### GIVEN EXERCISE
Go through the data below. List every line that holds the word "JSON".

### ENTRIES SHOWN
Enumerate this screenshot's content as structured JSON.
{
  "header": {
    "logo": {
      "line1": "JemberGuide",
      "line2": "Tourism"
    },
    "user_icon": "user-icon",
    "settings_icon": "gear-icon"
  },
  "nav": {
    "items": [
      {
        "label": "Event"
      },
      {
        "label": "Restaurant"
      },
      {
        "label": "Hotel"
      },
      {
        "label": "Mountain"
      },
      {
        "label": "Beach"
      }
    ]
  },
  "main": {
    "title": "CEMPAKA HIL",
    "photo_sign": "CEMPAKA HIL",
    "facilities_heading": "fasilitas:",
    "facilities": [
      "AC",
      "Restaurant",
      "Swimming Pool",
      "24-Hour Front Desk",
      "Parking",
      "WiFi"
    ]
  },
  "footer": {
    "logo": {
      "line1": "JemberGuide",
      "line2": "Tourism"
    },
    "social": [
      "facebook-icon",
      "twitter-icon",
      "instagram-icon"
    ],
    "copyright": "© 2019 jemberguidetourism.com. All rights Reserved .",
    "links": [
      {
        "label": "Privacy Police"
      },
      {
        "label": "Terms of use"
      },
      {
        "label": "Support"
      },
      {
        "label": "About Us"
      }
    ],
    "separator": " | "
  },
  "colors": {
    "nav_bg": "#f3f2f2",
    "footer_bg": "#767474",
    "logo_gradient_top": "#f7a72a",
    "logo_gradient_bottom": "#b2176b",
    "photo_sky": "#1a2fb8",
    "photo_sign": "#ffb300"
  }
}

---

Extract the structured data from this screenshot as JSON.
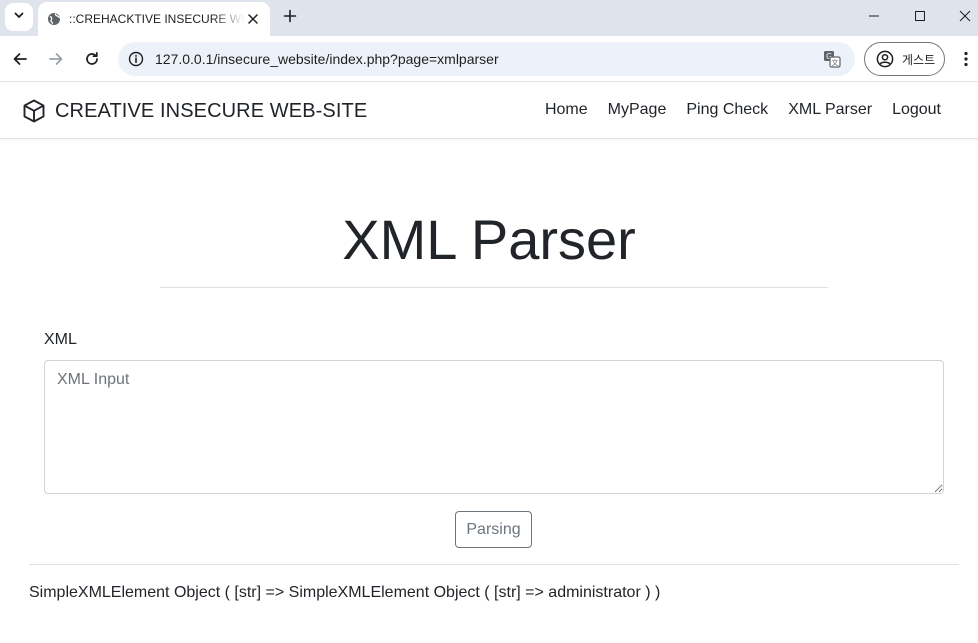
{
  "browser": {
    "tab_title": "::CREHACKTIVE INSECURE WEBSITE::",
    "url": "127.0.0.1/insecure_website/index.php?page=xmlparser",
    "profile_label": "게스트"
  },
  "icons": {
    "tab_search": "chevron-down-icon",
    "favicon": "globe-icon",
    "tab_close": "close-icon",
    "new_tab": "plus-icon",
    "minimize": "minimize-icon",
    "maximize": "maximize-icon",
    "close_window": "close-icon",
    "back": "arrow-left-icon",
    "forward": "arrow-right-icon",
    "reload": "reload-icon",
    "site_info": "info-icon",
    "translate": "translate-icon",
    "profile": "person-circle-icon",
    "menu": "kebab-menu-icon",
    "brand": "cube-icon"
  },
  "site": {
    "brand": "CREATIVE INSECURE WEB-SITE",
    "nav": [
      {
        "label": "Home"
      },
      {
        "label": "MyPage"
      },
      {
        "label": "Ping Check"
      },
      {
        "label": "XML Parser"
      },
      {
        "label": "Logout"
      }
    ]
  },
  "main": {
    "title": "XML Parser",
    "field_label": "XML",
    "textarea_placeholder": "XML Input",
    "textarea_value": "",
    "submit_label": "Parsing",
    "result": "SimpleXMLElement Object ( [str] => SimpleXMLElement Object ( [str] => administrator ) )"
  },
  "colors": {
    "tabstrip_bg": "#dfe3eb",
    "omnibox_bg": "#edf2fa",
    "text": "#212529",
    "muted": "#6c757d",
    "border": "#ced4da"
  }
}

### COMPLETED TASK
Enumerate this screenshot's content as structured JSON.
Extract the structured data from this screenshot as JSON.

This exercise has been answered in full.